For the data below, work out how many lines include the string "的图像关于点" and report only the number.

·····

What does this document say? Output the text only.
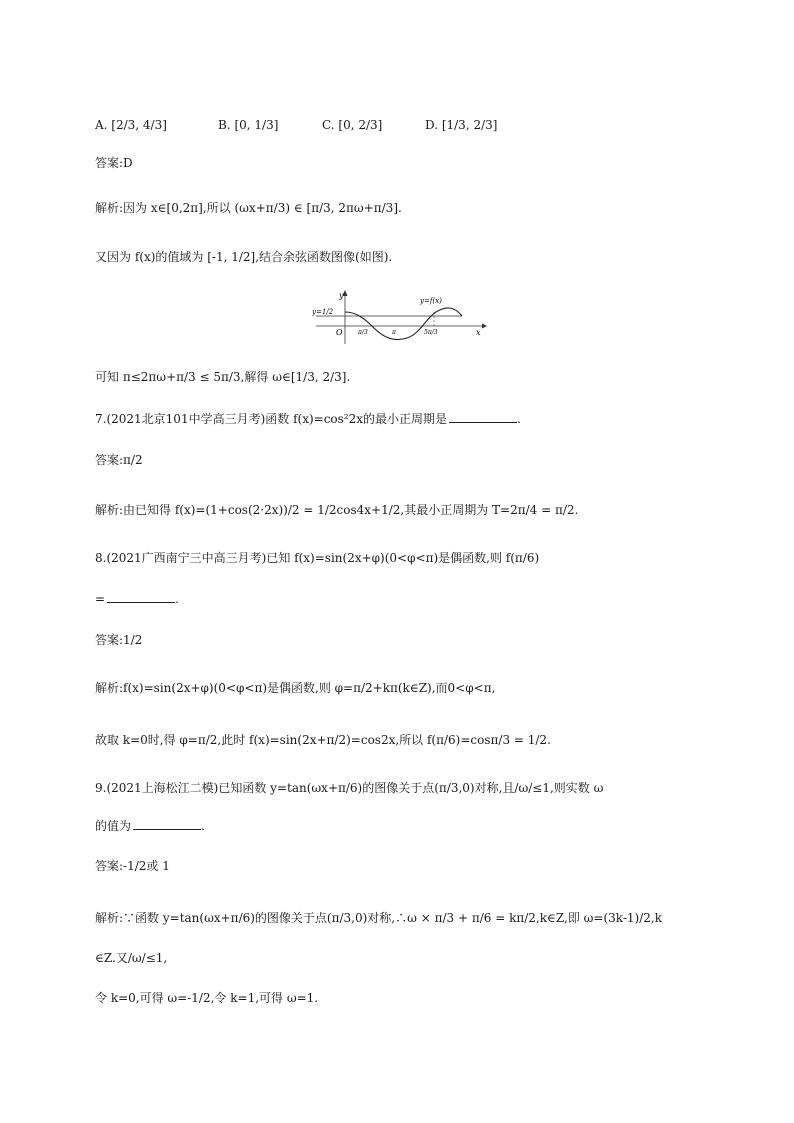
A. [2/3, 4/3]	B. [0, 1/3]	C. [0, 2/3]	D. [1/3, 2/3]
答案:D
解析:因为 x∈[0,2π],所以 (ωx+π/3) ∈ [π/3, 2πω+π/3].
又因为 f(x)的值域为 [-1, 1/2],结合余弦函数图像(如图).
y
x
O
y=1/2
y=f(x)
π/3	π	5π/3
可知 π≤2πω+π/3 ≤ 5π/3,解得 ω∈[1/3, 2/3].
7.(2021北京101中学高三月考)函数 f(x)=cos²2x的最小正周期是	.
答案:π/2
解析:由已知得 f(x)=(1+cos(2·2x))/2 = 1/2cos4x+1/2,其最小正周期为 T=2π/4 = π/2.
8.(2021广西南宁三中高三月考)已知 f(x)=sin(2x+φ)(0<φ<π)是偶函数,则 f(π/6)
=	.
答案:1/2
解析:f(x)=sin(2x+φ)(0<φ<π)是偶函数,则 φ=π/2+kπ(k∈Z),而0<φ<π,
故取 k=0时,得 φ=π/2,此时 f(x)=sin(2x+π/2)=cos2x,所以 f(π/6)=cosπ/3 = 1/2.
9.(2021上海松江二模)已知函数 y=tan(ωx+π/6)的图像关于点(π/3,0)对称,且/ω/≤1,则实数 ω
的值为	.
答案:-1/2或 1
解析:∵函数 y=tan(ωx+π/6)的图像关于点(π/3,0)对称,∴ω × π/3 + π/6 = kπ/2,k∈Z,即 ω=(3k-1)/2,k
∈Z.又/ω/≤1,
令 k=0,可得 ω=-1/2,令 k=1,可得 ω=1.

·····

> SOLVED EXERCISE:
2